_Set exercise:_
Find the lines holding the word "prüfen" and collect them.

_Dataset entries:_
========================

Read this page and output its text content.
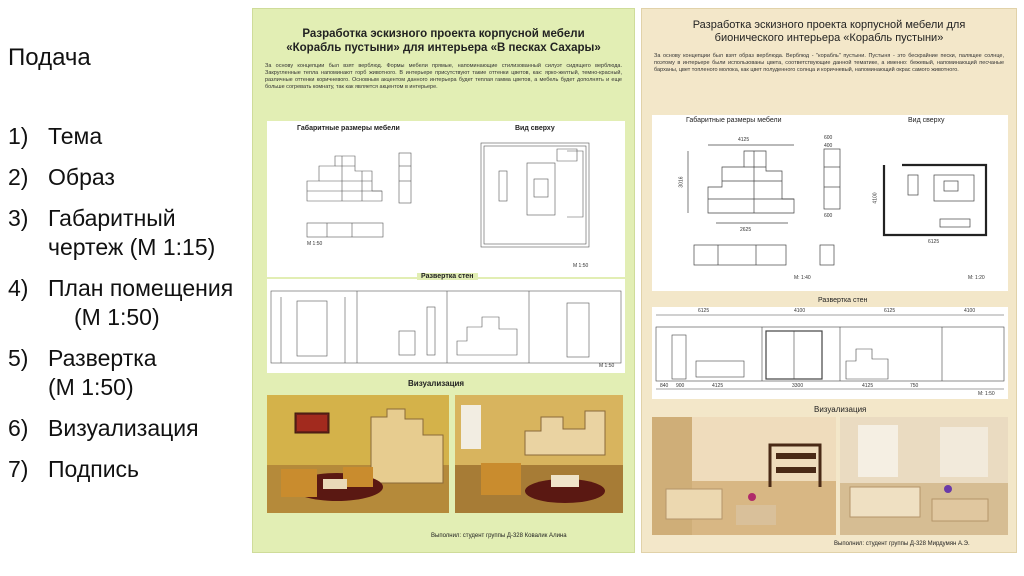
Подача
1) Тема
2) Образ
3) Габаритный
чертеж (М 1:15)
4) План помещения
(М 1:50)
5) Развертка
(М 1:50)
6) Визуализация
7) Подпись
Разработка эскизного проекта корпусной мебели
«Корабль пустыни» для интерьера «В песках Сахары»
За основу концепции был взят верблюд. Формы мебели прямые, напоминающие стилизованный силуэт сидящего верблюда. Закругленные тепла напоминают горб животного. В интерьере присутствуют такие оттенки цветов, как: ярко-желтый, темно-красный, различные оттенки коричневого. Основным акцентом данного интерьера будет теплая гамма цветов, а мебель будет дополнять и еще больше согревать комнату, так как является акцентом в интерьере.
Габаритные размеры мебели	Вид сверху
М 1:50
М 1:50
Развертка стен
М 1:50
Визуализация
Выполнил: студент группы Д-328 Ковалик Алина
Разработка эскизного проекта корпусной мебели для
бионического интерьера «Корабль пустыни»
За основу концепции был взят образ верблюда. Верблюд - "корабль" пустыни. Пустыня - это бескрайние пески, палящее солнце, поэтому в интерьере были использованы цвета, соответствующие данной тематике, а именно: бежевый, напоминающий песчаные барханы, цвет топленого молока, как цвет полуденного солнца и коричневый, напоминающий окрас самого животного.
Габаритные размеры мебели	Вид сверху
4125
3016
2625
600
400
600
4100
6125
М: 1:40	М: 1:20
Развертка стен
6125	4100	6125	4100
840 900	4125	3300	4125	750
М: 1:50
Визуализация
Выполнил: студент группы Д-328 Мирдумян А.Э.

========================

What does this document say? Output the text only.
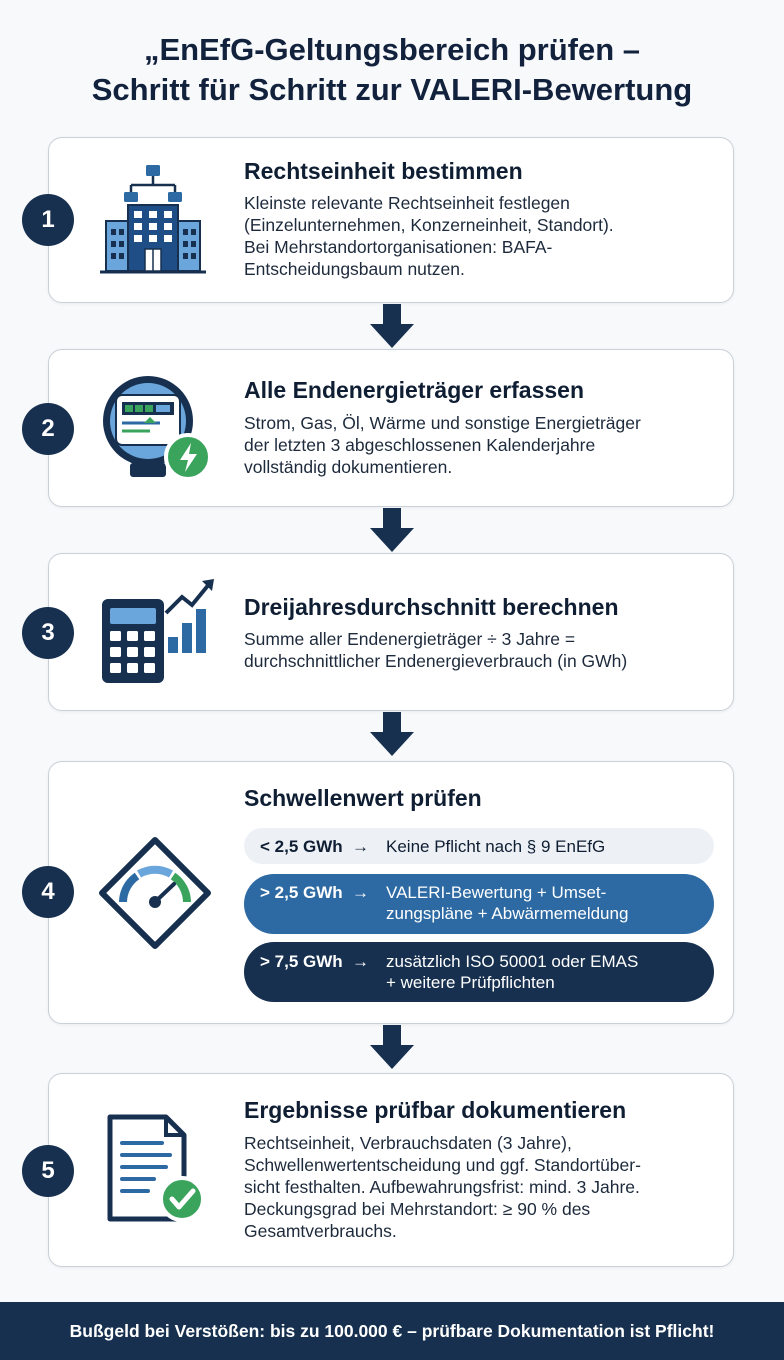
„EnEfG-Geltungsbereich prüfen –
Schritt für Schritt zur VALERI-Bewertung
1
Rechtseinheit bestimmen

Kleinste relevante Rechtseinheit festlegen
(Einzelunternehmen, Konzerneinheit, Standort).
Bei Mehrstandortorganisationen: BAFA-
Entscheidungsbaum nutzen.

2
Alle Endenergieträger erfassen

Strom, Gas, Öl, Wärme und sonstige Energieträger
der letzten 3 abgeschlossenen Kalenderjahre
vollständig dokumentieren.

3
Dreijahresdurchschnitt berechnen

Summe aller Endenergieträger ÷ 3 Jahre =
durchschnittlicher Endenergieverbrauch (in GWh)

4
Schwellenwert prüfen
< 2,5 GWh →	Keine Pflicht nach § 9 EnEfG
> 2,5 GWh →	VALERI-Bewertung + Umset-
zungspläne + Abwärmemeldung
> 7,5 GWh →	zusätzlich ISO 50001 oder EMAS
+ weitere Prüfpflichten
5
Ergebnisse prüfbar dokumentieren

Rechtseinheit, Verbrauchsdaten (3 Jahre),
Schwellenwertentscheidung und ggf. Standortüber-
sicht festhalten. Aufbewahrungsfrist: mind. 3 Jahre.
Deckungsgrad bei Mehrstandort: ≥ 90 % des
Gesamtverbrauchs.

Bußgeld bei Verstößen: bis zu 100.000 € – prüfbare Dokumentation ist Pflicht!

========================

_Solution to the exercise:_
„EnEfG-Geltungsbereich prüfen –
Schwellenwert prüfen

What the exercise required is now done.